> **Task instructions**
Look through the data that follows and copy each line with the string "TEICH".

> **Data shown**
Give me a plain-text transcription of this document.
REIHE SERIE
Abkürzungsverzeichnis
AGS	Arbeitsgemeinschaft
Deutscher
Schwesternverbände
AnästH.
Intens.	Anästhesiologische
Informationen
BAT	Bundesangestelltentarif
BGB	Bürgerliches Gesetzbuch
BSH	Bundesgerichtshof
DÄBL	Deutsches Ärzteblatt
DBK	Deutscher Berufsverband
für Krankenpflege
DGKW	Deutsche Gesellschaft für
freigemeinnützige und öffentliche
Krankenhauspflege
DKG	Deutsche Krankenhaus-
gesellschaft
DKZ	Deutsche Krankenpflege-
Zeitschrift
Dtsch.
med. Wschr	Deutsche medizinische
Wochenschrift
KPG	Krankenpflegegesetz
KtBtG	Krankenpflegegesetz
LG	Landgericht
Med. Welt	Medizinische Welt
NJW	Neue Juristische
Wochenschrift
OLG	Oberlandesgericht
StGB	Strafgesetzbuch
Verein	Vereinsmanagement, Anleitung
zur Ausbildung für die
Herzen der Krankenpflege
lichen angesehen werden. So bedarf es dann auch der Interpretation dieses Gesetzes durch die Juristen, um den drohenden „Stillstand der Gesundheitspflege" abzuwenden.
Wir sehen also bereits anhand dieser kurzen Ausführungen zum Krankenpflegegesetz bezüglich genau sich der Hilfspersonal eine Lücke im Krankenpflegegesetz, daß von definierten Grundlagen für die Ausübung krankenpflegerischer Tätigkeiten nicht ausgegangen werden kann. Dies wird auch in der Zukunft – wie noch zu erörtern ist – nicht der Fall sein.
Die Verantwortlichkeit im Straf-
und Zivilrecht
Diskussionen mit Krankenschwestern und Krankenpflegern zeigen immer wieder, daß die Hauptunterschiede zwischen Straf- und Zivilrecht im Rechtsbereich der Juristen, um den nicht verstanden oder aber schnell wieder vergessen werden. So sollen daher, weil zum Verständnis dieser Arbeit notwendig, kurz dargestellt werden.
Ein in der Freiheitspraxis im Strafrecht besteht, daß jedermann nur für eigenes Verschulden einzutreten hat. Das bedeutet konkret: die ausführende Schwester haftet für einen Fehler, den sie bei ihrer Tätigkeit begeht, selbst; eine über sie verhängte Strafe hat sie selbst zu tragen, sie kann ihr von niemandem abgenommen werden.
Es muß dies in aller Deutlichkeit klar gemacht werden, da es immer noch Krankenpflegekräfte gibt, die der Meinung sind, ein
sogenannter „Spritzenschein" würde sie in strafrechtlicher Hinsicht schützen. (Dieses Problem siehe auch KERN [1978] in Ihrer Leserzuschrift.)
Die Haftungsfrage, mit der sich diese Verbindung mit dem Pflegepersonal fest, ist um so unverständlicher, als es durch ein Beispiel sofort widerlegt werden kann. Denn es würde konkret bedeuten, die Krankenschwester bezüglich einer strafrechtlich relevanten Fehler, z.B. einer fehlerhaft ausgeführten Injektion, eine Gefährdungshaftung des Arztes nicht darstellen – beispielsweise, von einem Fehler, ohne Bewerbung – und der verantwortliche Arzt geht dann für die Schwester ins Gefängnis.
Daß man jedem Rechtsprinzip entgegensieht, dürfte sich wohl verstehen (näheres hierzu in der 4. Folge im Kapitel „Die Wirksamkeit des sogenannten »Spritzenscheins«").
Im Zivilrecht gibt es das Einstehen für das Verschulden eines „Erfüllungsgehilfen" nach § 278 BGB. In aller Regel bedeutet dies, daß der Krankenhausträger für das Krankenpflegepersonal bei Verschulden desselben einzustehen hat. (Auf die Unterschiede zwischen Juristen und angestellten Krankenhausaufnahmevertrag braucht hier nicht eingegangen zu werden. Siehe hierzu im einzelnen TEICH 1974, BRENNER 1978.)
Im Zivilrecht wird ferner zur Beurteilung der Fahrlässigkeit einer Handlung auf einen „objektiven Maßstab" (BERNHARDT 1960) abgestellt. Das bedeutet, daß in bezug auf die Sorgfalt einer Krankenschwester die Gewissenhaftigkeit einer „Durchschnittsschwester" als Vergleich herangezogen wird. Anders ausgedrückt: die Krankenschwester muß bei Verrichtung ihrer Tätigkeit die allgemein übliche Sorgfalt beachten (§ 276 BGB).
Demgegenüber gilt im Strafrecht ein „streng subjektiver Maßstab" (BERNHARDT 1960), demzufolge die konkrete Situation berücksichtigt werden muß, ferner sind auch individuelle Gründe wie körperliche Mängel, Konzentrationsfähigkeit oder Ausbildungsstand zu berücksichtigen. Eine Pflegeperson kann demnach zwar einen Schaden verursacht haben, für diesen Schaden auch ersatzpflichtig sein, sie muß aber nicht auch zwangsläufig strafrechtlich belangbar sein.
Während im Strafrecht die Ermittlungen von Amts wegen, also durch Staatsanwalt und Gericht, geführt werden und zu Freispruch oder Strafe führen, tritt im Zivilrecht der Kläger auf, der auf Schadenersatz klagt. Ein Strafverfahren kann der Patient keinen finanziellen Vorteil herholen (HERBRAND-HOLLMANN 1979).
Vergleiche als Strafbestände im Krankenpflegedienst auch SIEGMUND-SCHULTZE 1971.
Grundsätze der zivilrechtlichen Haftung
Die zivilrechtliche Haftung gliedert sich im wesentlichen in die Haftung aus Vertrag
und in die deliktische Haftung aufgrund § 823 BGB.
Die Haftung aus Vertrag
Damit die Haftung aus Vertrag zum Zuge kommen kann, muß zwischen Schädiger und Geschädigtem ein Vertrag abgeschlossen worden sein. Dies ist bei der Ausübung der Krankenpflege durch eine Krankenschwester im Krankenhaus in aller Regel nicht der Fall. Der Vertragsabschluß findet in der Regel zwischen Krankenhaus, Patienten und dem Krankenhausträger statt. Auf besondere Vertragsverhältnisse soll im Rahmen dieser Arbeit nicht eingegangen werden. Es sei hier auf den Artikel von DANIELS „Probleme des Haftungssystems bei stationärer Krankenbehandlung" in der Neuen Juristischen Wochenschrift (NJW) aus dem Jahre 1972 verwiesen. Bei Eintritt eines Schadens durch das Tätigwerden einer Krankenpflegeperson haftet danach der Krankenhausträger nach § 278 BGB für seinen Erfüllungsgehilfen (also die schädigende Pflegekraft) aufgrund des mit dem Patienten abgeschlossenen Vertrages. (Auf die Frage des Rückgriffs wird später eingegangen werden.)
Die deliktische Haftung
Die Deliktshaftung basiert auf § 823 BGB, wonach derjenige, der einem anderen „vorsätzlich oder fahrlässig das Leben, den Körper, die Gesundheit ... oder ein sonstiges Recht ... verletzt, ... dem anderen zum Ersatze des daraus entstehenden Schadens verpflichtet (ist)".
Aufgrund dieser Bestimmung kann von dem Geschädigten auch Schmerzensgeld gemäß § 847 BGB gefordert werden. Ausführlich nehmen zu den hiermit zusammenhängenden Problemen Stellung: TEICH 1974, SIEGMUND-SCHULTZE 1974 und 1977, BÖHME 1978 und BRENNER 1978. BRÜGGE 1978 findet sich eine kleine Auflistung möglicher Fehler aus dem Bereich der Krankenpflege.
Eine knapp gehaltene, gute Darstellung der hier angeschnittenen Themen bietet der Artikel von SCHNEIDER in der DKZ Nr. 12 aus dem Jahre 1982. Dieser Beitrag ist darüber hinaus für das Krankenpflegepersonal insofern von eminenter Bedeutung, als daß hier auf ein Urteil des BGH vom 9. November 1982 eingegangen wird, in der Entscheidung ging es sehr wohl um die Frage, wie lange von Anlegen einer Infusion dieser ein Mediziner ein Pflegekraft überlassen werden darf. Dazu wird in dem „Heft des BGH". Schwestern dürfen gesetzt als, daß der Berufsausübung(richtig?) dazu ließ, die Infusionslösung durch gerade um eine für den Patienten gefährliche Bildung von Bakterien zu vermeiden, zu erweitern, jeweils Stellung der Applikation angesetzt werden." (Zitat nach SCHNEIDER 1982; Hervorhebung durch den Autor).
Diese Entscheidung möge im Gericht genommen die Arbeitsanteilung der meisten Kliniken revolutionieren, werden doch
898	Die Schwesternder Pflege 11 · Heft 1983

> **Solution to this task**
Im Zivilrecht gibt es das Einstehen für das Verschulden eines „Erfüllungsgehilfen" nach § 278 BGB. In aller Regel bedeutet dies, daß der Krankenhausträger für das Krankenpflegepersonal bei Verschulden desselben einzustehen hat. (Auf die Unterschiede zwischen Juristen und angestellten Krankenhausaufnahmevertrag braucht hier nicht eingegangen zu werden. Siehe hierzu im einzelnen TEICH 1974, BRENNER 1978.)
Aufgrund dieser Bestimmung kann von dem Geschädigten auch Schmerzensgeld gemäß § 847 BGB gefordert werden. Ausführlich nehmen zu den hiermit zusammenhängenden Problemen Stellung: TEICH 1974, SIEGMUND-SCHULTZE 1974 und 1977, BÖHME 1978 und BRENNER 1978. BRÜGGE 1978 findet sich eine kleine Auflistung möglicher Fehler aus dem Bereich der Krankenpflege.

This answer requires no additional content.